[Stored records]
· · · ·

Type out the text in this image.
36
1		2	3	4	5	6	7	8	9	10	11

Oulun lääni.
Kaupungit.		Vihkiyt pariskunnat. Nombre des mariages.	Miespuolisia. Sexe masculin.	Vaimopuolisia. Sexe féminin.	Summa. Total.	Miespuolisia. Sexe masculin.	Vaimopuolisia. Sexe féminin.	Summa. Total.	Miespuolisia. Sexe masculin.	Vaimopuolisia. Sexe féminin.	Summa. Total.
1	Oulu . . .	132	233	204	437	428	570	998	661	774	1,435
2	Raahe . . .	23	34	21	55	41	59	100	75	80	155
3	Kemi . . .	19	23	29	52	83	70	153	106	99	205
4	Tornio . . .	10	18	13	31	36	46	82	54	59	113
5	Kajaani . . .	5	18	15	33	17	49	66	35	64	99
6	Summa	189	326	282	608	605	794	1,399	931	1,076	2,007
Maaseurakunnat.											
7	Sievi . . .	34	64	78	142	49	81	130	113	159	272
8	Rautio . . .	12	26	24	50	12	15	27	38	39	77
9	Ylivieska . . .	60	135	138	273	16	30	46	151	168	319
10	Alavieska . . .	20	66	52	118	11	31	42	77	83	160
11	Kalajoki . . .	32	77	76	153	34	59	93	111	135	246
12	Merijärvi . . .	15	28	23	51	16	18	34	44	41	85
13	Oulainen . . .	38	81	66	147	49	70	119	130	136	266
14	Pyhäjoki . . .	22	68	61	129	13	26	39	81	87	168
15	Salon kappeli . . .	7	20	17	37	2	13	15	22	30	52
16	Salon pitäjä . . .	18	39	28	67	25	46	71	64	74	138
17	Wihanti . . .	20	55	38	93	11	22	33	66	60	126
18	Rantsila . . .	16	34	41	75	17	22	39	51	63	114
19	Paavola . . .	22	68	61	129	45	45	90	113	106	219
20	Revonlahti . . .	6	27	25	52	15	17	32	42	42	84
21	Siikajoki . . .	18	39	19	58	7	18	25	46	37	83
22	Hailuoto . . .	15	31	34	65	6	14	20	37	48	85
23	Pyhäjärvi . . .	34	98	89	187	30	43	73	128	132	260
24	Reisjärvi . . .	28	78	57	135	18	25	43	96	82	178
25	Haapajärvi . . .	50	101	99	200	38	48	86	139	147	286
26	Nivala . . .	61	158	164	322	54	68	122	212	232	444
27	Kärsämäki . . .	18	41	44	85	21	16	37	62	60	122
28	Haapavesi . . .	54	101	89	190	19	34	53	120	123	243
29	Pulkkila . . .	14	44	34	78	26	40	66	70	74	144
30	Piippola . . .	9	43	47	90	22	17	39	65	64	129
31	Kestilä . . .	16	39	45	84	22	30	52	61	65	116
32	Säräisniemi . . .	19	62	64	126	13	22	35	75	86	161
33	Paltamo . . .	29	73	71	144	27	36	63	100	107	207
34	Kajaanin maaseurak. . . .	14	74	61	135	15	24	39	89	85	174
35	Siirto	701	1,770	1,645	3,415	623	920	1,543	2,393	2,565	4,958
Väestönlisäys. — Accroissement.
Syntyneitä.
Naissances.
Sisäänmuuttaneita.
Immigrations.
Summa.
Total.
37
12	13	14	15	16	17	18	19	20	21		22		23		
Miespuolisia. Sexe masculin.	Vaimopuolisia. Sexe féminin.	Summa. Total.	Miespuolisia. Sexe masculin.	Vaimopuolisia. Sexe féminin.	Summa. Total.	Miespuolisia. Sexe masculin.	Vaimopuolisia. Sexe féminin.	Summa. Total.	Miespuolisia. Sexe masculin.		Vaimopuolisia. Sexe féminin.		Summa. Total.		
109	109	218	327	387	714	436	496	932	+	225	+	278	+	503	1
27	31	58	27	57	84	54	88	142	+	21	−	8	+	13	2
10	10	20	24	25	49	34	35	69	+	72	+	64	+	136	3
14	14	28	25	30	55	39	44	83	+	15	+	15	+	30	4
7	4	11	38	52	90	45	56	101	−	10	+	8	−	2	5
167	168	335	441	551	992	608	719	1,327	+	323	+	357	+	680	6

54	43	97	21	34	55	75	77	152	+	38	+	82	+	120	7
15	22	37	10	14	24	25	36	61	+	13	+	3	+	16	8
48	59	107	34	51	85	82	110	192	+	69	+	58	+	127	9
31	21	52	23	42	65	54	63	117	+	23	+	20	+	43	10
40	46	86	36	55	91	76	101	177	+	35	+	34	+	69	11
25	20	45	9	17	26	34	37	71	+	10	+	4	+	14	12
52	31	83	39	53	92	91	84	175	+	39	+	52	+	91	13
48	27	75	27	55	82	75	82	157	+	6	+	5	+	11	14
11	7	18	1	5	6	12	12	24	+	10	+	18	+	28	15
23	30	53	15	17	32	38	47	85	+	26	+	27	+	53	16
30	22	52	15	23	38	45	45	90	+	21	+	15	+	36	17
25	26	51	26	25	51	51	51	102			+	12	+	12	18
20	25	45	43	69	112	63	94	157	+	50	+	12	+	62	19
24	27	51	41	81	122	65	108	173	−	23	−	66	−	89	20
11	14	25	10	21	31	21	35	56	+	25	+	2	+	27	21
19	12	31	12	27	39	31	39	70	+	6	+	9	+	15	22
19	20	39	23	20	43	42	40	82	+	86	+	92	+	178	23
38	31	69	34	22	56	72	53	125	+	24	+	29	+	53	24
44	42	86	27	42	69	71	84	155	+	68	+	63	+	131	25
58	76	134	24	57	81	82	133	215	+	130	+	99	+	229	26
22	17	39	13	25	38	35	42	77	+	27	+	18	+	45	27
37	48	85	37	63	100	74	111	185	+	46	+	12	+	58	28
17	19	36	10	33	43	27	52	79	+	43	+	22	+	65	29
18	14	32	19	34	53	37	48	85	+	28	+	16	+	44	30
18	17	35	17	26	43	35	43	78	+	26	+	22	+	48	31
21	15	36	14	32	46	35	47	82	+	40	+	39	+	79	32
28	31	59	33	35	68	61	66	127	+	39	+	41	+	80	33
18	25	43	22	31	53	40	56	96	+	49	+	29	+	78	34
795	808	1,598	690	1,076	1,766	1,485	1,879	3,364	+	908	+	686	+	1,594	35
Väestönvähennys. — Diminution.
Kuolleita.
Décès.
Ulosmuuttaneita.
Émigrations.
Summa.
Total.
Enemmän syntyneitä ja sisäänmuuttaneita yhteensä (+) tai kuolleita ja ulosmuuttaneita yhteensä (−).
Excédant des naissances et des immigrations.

· · · ·

→ **What you will do**: Retype the data in full and match it exactly.

→ **Complete answer**:
Type out the text in this image.
36
1		2	3	4	5	6	7	8	9	10	11

Oulun lääni.
Kaupungit.		Vihkiyt pariskunnat. Nombre des mariages.	Miespuolisia. Sexe masculin.	Vaimopuolisia. Sexe féminin.	Summa. Total.	Miespuolisia. Sexe masculin.	Vaimopuolisia. Sexe féminin.	Summa. Total.	Miespuolisia. Sexe masculin.	Vaimopuolisia. Sexe féminin.	Summa. Total.
1	Oulu . . .	132	233	204	437	428	570	998	661	774	1,435
2	Raahe . . .	23	34	21	55	41	59	100	75	80	155
3	Kemi . . .	19	23	29	52	83	70	153	106	99	205
4	Tornio . . .	10	18	13	31	36	46	82	54	59	113
5	Kajaani . . .	5	18	15	33	17	49	66	35	64	99
6	Summa	189	326	282	608	605	794	1,399	931	1,076	2,007
Maaseurakunnat.											
7	Sievi . . .	34	64	78	142	49	81	130	113	159	272
8	Rautio . . .	12	26	24	50	12	15	27	38	39	77
9	Ylivieska . . .	60	135	138	273	16	30	46	151	168	319
10	Alavieska . . .	20	66	52	118	11	31	42	77	83	160
11	Kalajoki . . .	32	77	76	153	34	59	93	111	135	246
12	Merijärvi . . .	15	28	23	51	16	18	34	44	41	85
13	Oulainen . . .	38	81	66	147	49	70	119	130	136	266
14	Pyhäjoki . . .	22	68	61	129	13	26	39	81	87	168
15	Salon kappeli . . .	7	20	17	37	2	13	15	22	30	52
16	Salon pitäjä . . .	18	39	28	67	25	46	71	64	74	138
17	Wihanti . . .	20	55	38	93	11	22	33	66	60	126
18	Rantsila . . .	16	34	41	75	17	22	39	51	63	114
19	Paavola . . .	22	68	61	129	45	45	90	113	106	219
20	Revonlahti . . .	6	27	25	52	15	17	32	42	42	84
21	Siikajoki . . .	18	39	19	58	7	18	25	46	37	83
22	Hailuoto . . .	15	31	34	65	6	14	20	37	48	85
23	Pyhäjärvi . . .	34	98	89	187	30	43	73	128	132	260
24	Reisjärvi . . .	28	78	57	135	18	25	43	96	82	178
25	Haapajärvi . . .	50	101	99	200	38	48	86	139	147	286
26	Nivala . . .	61	158	164	322	54	68	122	212	232	444
27	Kärsämäki . . .	18	41	44	85	21	16	37	62	60	122
28	Haapavesi . . .	54	101	89	190	19	34	53	120	123	243
29	Pulkkila . . .	14	44	34	78	26	40	66	70	74	144
30	Piippola . . .	9	43	47	90	22	17	39	65	64	129
31	Kestilä . . .	16	39	45	84	22	30	52	61	65	116
32	Säräisniemi . . .	19	62	64	126	13	22	35	75	86	161
33	Paltamo . . .	29	73	71	144	27	36	63	100	107	207
34	Kajaanin maaseurak. . . .	14	74	61	135	15	24	39	89	85	174
35	Siirto	701	1,770	1,645	3,415	623	920	1,543	2,393	2,565	4,958
Väestönlisäys. — Accroissement.
Syntyneitä.
Naissances.
Sisäänmuuttaneita.
Immigrations.
Summa.
Total.
37
12	13	14	15	16	17	18	19	20	21		22		23		
Miespuolisia. Sexe masculin.	Vaimopuolisia. Sexe féminin.	Summa. Total.	Miespuolisia. Sexe masculin.	Vaimopuolisia. Sexe féminin.	Summa. Total.	Miespuolisia. Sexe masculin.	Vaimopuolisia. Sexe féminin.	Summa. Total.	Miespuolisia. Sexe masculin.		Vaimopuolisia. Sexe féminin.		Summa. Total.		
109	109	218	327	387	714	436	496	932	+	225	+	278	+	503	1
27	31	58	27	57	84	54	88	142	+	21	−	8	+	13	2
10	10	20	24	25	49	34	35	69	+	72	+	64	+	136	3
14	14	28	25	30	55	39	44	83	+	15	+	15	+	30	4
7	4	11	38	52	90	45	56	101	−	10	+	8	−	2	5
167	168	335	441	551	992	608	719	1,327	+	323	+	357	+	680	6

54	43	97	21	34	55	75	77	152	+	38	+	82	+	120	7
15	22	37	10	14	24	25	36	61	+	13	+	3	+	16	8
48	59	107	34	51	85	82	110	192	+	69	+	58	+	127	9
31	21	52	23	42	65	54	63	117	+	23	+	20	+	43	10
40	46	86	36	55	91	76	101	177	+	35	+	34	+	69	11
25	20	45	9	17	26	34	37	71	+	10	+	4	+	14	12
52	31	83	39	53	92	91	84	175	+	39	+	52	+	91	13
48	27	75	27	55	82	75	82	157	+	6	+	5	+	11	14
11	7	18	1	5	6	12	12	24	+	10	+	18	+	28	15
23	30	53	15	17	32	38	47	85	+	26	+	27	+	53	16
30	22	52	15	23	38	45	45	90	+	21	+	15	+	36	17
25	26	51	26	25	51	51	51	102			+	12	+	12	18
20	25	45	43	69	112	63	94	157	+	50	+	12	+	62	19
24	27	51	41	81	122	65	108	173	−	23	−	66	−	89	20
11	14	25	10	21	31	21	35	56	+	25	+	2	+	27	21
19	12	31	12	27	39	31	39	70	+	6	+	9	+	15	22
19	20	39	23	20	43	42	40	82	+	86	+	92	+	178	23
38	31	69	34	22	56	72	53	125	+	24	+	29	+	53	24
44	42	86	27	42	69	71	84	155	+	68	+	63	+	131	25
58	76	134	24	57	81	82	133	215	+	130	+	99	+	229	26
22	17	39	13	25	38	35	42	77	+	27	+	18	+	45	27
37	48	85	37	63	100	74	111	185	+	46	+	12	+	58	28
17	19	36	10	33	43	27	52	79	+	43	+	22	+	65	29
18	14	32	19	34	53	37	48	85	+	28	+	16	+	44	30
18	17	35	17	26	43	35	43	78	+	26	+	22	+	48	31
21	15	36	14	32	46	35	47	82	+	40	+	39	+	79	32
28	31	59	33	35	68	61	66	127	+	39	+	41	+	80	33
18	25	43	22	31	53	40	56	96	+	49	+	29	+	78	34
795	808	1,598	690	1,076	1,766	1,485	1,879	3,364	+	908	+	686	+	1,594	35
Väestönvähennys. — Diminution.
Kuolleita.
Décès.
Ulosmuuttaneita.
Émigrations.
Summa.
Total.
Enemmän syntyneitä ja sisäänmuuttaneita yhteensä (+) tai kuolleita ja ulosmuuttaneita yhteensä (−).
Excédant des naissances et des immigrations.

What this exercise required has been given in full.